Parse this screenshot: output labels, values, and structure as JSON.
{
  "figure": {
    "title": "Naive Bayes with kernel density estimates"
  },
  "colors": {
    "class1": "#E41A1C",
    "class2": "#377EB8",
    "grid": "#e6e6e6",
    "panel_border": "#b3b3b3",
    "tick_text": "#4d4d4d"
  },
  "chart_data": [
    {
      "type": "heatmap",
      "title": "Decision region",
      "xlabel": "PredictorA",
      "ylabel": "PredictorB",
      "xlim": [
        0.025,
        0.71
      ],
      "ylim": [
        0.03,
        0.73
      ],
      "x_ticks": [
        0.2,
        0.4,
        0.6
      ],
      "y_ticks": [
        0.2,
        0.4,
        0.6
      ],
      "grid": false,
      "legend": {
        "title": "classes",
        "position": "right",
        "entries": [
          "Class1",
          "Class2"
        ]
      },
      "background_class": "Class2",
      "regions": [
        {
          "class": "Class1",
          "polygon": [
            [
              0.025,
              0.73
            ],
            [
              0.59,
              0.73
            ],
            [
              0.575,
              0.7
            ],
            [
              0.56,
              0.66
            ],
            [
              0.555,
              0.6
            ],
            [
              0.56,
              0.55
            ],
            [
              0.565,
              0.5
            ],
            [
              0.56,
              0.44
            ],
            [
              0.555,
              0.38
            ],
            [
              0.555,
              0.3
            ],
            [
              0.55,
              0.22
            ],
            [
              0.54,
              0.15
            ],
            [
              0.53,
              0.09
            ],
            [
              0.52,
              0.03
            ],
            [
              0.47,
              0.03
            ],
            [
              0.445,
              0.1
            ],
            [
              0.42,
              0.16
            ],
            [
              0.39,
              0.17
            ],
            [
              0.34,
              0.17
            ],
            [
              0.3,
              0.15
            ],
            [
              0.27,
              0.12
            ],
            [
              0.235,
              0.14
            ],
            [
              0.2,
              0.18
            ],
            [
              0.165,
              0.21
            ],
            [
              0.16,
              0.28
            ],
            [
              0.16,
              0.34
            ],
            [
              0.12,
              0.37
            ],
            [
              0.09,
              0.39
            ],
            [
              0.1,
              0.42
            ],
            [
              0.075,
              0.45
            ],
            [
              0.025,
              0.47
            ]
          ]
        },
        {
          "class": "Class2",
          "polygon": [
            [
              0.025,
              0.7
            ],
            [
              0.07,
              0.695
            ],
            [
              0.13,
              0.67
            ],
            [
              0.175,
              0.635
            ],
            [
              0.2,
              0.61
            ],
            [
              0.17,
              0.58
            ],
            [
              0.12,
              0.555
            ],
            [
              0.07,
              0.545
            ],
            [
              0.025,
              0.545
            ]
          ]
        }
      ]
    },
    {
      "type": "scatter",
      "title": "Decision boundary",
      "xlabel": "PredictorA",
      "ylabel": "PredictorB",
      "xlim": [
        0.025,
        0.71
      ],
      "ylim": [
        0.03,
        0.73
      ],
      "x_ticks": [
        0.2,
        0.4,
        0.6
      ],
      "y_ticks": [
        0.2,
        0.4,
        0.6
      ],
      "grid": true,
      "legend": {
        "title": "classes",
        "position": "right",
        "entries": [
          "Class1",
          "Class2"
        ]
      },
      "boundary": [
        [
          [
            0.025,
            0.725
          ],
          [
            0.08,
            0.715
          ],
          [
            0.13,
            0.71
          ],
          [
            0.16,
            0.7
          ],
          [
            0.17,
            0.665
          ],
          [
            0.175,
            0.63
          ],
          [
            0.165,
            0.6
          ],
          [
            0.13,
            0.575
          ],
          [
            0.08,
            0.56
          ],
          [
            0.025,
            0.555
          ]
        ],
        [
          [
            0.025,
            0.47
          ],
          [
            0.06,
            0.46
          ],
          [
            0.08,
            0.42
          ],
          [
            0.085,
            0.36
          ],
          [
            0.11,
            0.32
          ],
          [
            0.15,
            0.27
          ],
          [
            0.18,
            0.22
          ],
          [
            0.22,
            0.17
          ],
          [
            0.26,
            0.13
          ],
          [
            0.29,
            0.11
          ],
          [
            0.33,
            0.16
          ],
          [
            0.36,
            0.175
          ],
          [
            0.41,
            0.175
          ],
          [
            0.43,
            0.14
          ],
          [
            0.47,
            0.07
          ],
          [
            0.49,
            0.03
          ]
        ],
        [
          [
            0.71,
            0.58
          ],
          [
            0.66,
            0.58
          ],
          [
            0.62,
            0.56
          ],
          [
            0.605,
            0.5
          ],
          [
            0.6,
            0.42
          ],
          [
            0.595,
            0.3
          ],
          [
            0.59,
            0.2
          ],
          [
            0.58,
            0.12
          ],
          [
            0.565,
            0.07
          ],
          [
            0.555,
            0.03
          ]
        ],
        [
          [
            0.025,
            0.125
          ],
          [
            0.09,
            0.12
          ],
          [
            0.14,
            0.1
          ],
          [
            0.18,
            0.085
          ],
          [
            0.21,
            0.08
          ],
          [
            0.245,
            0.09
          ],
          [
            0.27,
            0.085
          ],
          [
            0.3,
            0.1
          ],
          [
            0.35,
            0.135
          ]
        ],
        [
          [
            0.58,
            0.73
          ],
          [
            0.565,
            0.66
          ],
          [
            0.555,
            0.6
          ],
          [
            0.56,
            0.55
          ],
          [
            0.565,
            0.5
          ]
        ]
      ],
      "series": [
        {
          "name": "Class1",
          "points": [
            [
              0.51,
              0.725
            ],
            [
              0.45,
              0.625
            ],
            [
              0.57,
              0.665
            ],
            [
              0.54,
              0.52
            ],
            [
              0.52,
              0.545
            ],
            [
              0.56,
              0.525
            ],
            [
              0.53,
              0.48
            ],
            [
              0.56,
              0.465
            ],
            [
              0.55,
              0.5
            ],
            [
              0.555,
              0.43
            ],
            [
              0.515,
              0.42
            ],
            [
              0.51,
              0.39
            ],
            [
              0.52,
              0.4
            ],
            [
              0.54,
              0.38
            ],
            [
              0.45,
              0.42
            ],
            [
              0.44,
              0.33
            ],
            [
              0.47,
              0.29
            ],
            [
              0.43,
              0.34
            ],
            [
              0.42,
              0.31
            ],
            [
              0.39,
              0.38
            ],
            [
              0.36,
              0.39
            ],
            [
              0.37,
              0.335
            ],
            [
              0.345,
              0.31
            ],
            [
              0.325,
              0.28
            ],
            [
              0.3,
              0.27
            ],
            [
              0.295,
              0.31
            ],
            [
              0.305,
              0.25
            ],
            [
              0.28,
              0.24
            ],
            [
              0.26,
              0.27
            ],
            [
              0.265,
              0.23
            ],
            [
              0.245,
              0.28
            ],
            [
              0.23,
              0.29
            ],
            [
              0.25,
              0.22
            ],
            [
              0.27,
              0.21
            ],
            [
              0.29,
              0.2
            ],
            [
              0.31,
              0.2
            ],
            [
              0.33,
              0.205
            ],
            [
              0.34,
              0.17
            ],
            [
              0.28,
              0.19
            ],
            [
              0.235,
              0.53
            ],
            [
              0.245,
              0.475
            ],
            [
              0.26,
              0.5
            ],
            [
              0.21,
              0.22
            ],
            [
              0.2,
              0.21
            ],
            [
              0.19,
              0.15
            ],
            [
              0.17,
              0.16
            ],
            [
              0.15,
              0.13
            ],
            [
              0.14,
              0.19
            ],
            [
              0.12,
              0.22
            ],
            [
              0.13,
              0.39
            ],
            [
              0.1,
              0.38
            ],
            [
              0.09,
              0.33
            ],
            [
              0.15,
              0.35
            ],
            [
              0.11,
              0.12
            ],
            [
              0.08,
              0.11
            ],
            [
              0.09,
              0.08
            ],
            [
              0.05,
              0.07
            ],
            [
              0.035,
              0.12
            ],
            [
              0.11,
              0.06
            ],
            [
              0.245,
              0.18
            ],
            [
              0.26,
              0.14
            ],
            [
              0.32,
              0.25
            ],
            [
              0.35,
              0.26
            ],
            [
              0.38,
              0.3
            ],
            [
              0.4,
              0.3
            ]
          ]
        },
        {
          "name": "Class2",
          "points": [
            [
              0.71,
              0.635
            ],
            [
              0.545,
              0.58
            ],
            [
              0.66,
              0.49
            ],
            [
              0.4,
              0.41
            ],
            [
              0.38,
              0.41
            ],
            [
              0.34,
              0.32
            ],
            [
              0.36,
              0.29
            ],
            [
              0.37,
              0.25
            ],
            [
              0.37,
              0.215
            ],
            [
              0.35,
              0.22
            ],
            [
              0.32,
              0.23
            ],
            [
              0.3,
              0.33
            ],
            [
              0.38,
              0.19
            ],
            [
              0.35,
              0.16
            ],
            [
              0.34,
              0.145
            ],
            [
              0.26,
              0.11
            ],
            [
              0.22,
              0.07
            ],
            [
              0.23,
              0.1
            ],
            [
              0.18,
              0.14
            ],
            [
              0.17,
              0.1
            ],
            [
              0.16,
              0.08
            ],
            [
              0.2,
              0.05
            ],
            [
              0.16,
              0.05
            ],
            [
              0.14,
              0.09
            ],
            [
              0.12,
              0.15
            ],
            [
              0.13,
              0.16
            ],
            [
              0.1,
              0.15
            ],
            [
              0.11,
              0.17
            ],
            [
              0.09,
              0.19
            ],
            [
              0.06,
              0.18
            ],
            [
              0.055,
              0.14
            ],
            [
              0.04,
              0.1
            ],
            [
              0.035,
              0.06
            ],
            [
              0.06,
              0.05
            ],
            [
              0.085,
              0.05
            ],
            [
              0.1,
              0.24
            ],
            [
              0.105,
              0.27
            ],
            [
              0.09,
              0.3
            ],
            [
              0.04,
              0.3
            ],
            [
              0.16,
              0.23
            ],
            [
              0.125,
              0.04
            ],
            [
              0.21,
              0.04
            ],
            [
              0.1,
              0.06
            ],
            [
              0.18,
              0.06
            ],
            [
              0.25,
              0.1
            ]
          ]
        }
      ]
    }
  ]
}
#####
**Requirement**
Identify and copy all lines with the word "title".

**Worked answer**
    "title": "Naive Bayes with kernel density estimates"
      "title": "Decision region",
        "title": "classes",
      "title": "Decision boundary",
        "title": "classes",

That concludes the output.